# ENTRIES SHOWN start

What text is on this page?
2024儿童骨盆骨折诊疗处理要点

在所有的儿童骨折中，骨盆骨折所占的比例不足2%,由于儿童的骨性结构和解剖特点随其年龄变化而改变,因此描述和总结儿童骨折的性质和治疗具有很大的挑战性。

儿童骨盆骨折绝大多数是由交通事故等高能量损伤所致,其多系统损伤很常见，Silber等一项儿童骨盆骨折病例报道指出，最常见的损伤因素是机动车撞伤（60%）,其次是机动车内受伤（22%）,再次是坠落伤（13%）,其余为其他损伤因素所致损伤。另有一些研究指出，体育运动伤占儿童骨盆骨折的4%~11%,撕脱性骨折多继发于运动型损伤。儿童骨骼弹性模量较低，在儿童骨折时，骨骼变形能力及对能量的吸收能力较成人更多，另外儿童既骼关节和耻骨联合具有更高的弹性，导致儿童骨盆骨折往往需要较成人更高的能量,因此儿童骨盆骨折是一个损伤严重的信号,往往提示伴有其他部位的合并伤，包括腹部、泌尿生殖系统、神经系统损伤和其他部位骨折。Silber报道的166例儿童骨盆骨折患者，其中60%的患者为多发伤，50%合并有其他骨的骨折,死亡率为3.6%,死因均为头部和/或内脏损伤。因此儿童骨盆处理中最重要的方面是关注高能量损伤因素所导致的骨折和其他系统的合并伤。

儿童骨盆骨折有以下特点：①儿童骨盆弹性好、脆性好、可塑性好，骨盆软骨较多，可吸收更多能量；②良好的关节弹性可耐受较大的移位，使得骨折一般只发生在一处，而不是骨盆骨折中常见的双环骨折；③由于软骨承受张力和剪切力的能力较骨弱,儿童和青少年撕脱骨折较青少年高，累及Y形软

# ENTRIES SHOWN end

**WRITTEN REQUEST**
Every record above needs to be repeated word for word.

**SOLUTION FOR THIS TASK**
What text is on this page?
2024儿童骨盆骨折诊疗处理要点

在所有的儿童骨折中，骨盆骨折所占的比例不足2%,由于儿童的骨性结构和解剖特点随其年龄变化而改变,因此描述和总结儿童骨折的性质和治疗具有很大的挑战性。

儿童骨盆骨折绝大多数是由交通事故等高能量损伤所致,其多系统损伤很常见，Silber等一项儿童骨盆骨折病例报道指出，最常见的损伤因素是机动车撞伤（60%）,其次是机动车内受伤（22%）,再次是坠落伤（13%）,其余为其他损伤因素所致损伤。另有一些研究指出，体育运动伤占儿童骨盆骨折的4%~11%,撕脱性骨折多继发于运动型损伤。儿童骨骼弹性模量较低，在儿童骨折时，骨骼变形能力及对能量的吸收能力较成人更多，另外儿童既骼关节和耻骨联合具有更高的弹性，导致儿童骨盆骨折往往需要较成人更高的能量,因此儿童骨盆骨折是一个损伤严重的信号,往往提示伴有其他部位的合并伤，包括腹部、泌尿生殖系统、神经系统损伤和其他部位骨折。Silber报道的166例儿童骨盆骨折患者，其中60%的患者为多发伤，50%合并有其他骨的骨折,死亡率为3.6%,死因均为头部和/或内脏损伤。因此儿童骨盆处理中最重要的方面是关注高能量损伤因素所导致的骨折和其他系统的合并伤。

儿童骨盆骨折有以下特点：①儿童骨盆弹性好、脆性好、可塑性好，骨盆软骨较多，可吸收更多能量；②良好的关节弹性可耐受较大的移位，使得骨折一般只发生在一处，而不是骨盆骨折中常见的双环骨折；③由于软骨承受张力和剪切力的能力较骨弱,儿童和青少年撕脱骨折较青少年高，累及Y形软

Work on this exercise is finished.